___ Information supplied ___
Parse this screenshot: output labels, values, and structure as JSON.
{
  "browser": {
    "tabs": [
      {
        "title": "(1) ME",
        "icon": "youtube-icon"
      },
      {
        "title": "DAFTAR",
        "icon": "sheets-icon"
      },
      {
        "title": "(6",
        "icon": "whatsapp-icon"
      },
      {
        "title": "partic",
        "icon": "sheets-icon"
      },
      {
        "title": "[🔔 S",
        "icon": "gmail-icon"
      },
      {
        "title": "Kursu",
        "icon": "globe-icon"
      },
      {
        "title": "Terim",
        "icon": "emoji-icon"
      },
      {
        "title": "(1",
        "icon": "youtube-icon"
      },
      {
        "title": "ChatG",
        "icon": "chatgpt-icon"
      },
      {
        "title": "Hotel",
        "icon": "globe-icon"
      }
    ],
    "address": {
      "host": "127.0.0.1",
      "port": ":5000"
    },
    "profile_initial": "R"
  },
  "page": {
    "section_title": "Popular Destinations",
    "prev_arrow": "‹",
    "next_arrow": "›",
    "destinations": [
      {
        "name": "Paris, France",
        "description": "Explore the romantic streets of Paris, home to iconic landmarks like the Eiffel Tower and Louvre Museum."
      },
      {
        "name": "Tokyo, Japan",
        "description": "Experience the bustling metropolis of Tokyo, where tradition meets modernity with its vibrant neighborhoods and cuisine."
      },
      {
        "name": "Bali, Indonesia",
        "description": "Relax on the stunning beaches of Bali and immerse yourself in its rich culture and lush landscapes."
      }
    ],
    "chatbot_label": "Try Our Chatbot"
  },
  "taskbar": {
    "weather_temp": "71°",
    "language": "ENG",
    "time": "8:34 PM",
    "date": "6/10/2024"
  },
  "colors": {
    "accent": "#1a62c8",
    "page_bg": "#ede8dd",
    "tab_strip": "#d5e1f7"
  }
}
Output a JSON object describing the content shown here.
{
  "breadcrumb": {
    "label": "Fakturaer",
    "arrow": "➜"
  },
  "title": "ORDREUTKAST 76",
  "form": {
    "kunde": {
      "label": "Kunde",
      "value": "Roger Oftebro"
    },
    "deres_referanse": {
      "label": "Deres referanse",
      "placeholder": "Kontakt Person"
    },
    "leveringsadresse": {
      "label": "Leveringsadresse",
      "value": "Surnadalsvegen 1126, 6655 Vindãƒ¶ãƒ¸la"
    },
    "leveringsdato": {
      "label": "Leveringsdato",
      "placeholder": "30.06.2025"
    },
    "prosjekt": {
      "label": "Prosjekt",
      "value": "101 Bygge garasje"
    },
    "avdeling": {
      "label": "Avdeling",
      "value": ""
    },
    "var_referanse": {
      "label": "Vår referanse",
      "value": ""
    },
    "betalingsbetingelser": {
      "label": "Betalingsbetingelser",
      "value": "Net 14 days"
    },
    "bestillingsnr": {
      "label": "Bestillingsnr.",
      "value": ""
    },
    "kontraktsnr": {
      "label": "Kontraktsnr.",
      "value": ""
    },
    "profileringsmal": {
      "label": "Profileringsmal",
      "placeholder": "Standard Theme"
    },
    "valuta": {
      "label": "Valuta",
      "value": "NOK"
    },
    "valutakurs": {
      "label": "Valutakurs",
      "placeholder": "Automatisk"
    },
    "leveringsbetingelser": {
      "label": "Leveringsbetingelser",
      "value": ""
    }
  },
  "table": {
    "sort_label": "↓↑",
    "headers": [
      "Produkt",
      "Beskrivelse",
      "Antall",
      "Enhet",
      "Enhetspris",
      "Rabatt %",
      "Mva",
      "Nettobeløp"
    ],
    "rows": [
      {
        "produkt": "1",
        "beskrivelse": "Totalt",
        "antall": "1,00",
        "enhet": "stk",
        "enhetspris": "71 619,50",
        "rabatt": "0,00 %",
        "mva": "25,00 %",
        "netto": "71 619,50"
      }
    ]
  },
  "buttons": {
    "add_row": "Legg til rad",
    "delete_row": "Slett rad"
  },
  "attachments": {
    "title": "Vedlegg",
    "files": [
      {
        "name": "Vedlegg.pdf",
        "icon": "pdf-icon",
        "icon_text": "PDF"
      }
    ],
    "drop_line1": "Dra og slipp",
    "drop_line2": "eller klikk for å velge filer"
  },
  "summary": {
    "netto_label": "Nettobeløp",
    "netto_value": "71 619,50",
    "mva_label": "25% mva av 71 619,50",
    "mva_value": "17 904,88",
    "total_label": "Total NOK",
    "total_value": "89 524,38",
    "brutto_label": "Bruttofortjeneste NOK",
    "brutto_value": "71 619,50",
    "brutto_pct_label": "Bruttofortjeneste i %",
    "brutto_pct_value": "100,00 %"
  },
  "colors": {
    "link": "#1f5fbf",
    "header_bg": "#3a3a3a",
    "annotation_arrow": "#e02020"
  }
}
___
▶ **Work to be completed**
Reproduce each line of the material above precisely.

▶ **Task response**
Parse this screenshot: output labels, values, and structure as JSON.
{
  "browser": {
    "tabs": [
      {
        "title": "(1) ME",
        "icon": "youtube-icon"
      },
      {
        "title": "DAFTAR",
        "icon": "sheets-icon"
      },
      {
        "title": "(6",
        "icon": "whatsapp-icon"
      },
      {
        "title": "partic",
        "icon": "sheets-icon"
      },
      {
        "title": "[🔔 S",
        "icon": "gmail-icon"
      },
      {
        "title": "Kursu",
        "icon": "globe-icon"
      },
      {
        "title": "Terim",
        "icon": "emoji-icon"
      },
      {
        "title": "(1",
        "icon": "youtube-icon"
      },
      {
        "title": "ChatG",
        "icon": "chatgpt-icon"
      },
      {
        "title": "Hotel",
        "icon": "globe-icon"
      }
    ],
    "address": {
      "host": "127.0.0.1",
      "port": ":5000"
    },
    "profile_initial": "R"
  },
  "page": {
    "section_title": "Popular Destinations",
    "prev_arrow": "‹",
    "next_arrow": "›",
    "destinations": [
      {
        "name": "Paris, France",
        "description": "Explore the romantic streets of Paris, home to iconic landmarks like the Eiffel Tower and Louvre Museum."
      },
      {
        "name": "Tokyo, Japan",
        "description": "Experience the bustling metropolis of Tokyo, where tradition meets modernity with its vibrant neighborhoods and cuisine."
      },
      {
        "name": "Bali, Indonesia",
        "description": "Relax on the stunning beaches of Bali and immerse yourself in its rich culture and lush landscapes."
      }
    ],
    "chatbot_label": "Try Our Chatbot"
  },
  "taskbar": {
    "weather_temp": "71°",
    "language": "ENG",
    "time": "8:34 PM",
    "date": "6/10/2024"
  },
  "colors": {
    "accent": "#1a62c8",
    "page_bg": "#ede8dd",
    "tab_strip": "#d5e1f7"
  }
}
Output a JSON object describing the content shown here.
{
  "breadcrumb": {
    "label": "Fakturaer",
    "arrow": "➜"
  },
  "title": "ORDREUTKAST 76",
  "form": {
    "kunde": {
      "label": "Kunde",
      "value": "Roger Oftebro"
    },
    "deres_referanse": {
      "label": "Deres referanse",
      "placeholder": "Kontakt Person"
    },
    "leveringsadresse": {
      "label": "Leveringsadresse",
      "value": "Surnadalsvegen 1126, 6655 Vindãƒ¶ãƒ¸la"
    },
    "leveringsdato": {
      "label": "Leveringsdato",
      "placeholder": "30.06.2025"
    },
    "prosjekt": {
      "label": "Prosjekt",
      "value": "101 Bygge garasje"
    },
    "avdeling": {
      "label": "Avdeling",
      "value": ""
    },
    "var_referanse": {
      "label": "Vår referanse",
      "value": ""
    },
    "betalingsbetingelser": {
      "label": "Betalingsbetingelser",
      "value": "Net 14 days"
    },
    "bestillingsnr": {
      "label": "Bestillingsnr.",
      "value": ""
    },
    "kontraktsnr": {
      "label": "Kontraktsnr.",
      "value": ""
    },
    "profileringsmal": {
      "label": "Profileringsmal",
      "placeholder": "Standard Theme"
    },
    "valuta": {
      "label": "Valuta",
      "value": "NOK"
    },
    "valutakurs": {
      "label": "Valutakurs",
      "placeholder": "Automatisk"
    },
    "leveringsbetingelser": {
      "label": "Leveringsbetingelser",
      "value": ""
    }
  },
  "table": {
    "sort_label": "↓↑",
    "headers": [
      "Produkt",
      "Beskrivelse",
      "Antall",
      "Enhet",
      "Enhetspris",
      "Rabatt %",
      "Mva",
      "Nettobeløp"
    ],
    "rows": [
      {
        "produkt": "1",
        "beskrivelse": "Totalt",
        "antall": "1,00",
        "enhet": "stk",
        "enhetspris": "71 619,50",
        "rabatt": "0,00 %",
        "mva": "25,00 %",
        "netto": "71 619,50"
      }
    ]
  },
  "buttons": {
    "add_row": "Legg til rad",
    "delete_row": "Slett rad"
  },
  "attachments": {
    "title": "Vedlegg",
    "files": [
      {
        "name": "Vedlegg.pdf",
        "icon": "pdf-icon",
        "icon_text": "PDF"
      }
    ],
    "drop_line1": "Dra og slipp",
    "drop_line2": "eller klikk for å velge filer"
  },
  "summary": {
    "netto_label": "Nettobeløp",
    "netto_value": "71 619,50",
    "mva_label": "25% mva av 71 619,50",
    "mva_value": "17 904,88",
    "total_label": "Total NOK",
    "total_value": "89 524,38",
    "brutto_label": "Bruttofortjeneste NOK",
    "brutto_value": "71 619,50",
    "brutto_pct_label": "Bruttofortjeneste i %",
    "brutto_pct_value": "100,00 %"
  },
  "colors": {
    "link": "#1f5fbf",
    "header_bg": "#3a3a3a",
    "annotation_arrow": "#e02020"
  }
}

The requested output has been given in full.